Goal of the exercise:
Reproduce the rows below exactly, from the first row up to and including the one that contains "11, 668, 29]".

Data rows:
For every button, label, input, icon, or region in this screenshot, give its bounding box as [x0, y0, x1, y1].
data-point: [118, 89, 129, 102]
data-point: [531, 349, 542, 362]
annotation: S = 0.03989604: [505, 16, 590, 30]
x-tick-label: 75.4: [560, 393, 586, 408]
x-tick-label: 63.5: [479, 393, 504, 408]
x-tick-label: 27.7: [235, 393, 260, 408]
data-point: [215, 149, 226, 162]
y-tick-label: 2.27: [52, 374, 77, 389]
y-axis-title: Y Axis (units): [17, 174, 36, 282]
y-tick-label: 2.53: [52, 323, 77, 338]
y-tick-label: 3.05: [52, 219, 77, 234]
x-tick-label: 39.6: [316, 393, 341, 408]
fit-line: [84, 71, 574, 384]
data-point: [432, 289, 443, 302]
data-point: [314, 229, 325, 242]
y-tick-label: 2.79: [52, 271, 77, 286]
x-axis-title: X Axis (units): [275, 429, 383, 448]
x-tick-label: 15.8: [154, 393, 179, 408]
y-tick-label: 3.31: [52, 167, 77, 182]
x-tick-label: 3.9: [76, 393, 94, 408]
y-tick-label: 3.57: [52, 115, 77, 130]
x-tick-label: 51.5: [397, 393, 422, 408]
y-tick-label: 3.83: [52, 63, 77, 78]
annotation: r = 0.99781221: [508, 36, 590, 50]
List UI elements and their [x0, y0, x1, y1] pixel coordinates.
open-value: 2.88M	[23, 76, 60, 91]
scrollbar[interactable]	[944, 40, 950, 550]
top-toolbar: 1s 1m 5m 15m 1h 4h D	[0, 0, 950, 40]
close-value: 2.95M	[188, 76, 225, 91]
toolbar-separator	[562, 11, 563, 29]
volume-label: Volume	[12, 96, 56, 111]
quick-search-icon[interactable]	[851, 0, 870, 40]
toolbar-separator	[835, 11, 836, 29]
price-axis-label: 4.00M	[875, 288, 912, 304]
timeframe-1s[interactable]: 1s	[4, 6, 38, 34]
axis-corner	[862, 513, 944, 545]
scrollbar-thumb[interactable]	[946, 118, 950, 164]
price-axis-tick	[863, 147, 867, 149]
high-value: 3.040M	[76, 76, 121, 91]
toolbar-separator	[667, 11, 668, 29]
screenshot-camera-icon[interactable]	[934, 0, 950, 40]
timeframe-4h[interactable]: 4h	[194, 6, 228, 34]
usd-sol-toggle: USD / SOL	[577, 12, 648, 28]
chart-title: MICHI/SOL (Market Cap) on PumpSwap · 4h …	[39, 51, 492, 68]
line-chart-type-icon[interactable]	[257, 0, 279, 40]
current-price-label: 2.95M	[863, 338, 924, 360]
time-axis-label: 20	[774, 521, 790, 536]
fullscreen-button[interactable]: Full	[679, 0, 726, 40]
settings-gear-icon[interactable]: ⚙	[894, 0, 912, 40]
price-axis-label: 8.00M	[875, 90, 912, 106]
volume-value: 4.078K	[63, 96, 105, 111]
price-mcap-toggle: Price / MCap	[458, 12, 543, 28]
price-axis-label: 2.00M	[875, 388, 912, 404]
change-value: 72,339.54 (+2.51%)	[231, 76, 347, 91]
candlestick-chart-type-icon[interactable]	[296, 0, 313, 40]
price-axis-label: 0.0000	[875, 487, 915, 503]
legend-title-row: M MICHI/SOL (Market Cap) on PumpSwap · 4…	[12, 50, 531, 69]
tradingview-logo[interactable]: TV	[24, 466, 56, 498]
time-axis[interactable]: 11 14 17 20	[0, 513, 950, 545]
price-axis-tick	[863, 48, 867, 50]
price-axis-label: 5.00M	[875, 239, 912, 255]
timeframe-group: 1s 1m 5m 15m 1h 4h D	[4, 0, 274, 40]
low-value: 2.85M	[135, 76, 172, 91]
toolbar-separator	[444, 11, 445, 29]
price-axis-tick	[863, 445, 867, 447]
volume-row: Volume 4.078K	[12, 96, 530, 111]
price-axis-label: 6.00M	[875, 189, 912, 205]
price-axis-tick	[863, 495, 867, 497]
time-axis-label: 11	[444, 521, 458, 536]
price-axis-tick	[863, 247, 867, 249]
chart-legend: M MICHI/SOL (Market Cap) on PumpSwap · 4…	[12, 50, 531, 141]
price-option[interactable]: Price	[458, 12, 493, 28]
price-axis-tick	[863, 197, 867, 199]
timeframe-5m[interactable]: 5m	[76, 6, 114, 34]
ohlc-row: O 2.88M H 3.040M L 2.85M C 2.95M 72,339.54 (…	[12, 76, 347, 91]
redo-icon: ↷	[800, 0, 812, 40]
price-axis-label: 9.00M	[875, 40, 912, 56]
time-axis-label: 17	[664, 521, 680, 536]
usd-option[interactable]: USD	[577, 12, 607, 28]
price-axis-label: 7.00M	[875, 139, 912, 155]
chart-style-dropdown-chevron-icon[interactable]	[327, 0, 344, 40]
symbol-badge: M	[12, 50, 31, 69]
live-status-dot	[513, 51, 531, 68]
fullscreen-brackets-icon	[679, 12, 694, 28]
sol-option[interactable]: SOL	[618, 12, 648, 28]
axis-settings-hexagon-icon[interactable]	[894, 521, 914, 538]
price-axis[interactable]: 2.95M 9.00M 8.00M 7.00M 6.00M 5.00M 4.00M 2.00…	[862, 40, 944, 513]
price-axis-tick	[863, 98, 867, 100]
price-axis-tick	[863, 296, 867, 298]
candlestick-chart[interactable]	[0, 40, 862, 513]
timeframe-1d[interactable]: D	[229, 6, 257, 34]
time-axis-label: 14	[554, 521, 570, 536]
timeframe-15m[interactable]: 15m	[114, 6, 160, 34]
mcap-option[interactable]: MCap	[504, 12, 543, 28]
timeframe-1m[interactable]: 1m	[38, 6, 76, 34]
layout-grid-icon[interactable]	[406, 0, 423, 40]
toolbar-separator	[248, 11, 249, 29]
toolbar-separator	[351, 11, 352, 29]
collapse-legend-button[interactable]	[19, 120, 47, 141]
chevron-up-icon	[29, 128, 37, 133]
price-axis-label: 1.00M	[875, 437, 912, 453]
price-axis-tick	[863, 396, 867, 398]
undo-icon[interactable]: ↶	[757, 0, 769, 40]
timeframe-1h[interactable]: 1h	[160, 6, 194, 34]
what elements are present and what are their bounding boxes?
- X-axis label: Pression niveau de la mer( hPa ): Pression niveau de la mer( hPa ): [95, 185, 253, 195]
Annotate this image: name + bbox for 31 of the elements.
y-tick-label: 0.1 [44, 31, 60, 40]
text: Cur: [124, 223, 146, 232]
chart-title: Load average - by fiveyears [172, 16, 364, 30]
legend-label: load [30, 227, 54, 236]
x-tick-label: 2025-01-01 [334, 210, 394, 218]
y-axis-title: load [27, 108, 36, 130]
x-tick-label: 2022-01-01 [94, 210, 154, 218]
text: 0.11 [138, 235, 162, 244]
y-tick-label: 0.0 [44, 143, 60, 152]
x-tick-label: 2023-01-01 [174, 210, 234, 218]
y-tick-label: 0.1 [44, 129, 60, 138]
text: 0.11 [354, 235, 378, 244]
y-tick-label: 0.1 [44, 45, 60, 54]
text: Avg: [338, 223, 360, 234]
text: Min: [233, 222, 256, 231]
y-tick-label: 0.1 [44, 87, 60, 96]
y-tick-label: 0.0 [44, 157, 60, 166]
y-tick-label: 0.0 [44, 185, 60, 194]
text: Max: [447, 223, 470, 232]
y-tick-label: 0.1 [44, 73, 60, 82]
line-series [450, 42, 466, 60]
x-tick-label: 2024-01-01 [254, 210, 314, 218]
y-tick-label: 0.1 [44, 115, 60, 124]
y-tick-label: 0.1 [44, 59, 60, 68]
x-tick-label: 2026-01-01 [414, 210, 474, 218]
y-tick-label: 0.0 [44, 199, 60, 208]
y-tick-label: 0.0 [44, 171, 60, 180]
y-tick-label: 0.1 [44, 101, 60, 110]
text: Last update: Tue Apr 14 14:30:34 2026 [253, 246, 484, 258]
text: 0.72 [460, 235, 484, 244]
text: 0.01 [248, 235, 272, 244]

Correct answer:
For every button, label, input, icon, or region in this screenshot, give its bounding box as [x0, y0, x1, y1].
data-point: [118, 89, 129, 102]
data-point: [531, 349, 542, 362]
annotation: S = 0.03989604: [505, 16, 590, 30]
x-tick-label: 75.4: [560, 393, 586, 408]
x-tick-label: 63.5: [479, 393, 504, 408]
x-tick-label: 27.7: [235, 393, 260, 408]
data-point: [215, 149, 226, 162]
y-tick-label: 2.27: [52, 374, 77, 389]
y-axis-title: Y Axis (units): [17, 174, 36, 282]
y-tick-label: 2.53: [52, 323, 77, 338]
y-tick-label: 3.05: [52, 219, 77, 234]
x-tick-label: 39.6: [316, 393, 341, 408]
fit-line: [84, 71, 574, 384]
data-point: [432, 289, 443, 302]
data-point: [314, 229, 325, 242]
y-tick-label: 2.79: [52, 271, 77, 286]
x-axis-title: X Axis (units): [275, 429, 383, 448]
x-tick-label: 15.8: [154, 393, 179, 408]
y-tick-label: 3.31: [52, 167, 77, 182]
x-tick-label: 3.9: [76, 393, 94, 408]
y-tick-label: 3.57: [52, 115, 77, 130]
x-tick-label: 51.5: [397, 393, 422, 408]
y-tick-label: 3.83: [52, 63, 77, 78]
annotation: r = 0.99781221: [508, 36, 590, 50]
List UI elements and their [x0, y0, x1, y1] pixel coordinates.
open-value: 2.88M	[23, 76, 60, 91]
scrollbar[interactable]	[944, 40, 950, 550]
top-toolbar: 1s 1m 5m 15m 1h 4h D	[0, 0, 950, 40]
close-value: 2.95M	[188, 76, 225, 91]
toolbar-separator	[562, 11, 563, 29]
volume-label: Volume	[12, 96, 56, 111]
quick-search-icon[interactable]	[851, 0, 870, 40]
toolbar-separator	[835, 11, 836, 29]
price-axis-label: 4.00M	[875, 288, 912, 304]
timeframe-1s[interactable]: 1s	[4, 6, 38, 34]
axis-corner	[862, 513, 944, 545]
scrollbar-thumb[interactable]	[946, 118, 950, 164]
price-axis-tick	[863, 147, 867, 149]
high-value: 3.040M	[76, 76, 121, 91]
toolbar-separator	[667, 11, 668, 29]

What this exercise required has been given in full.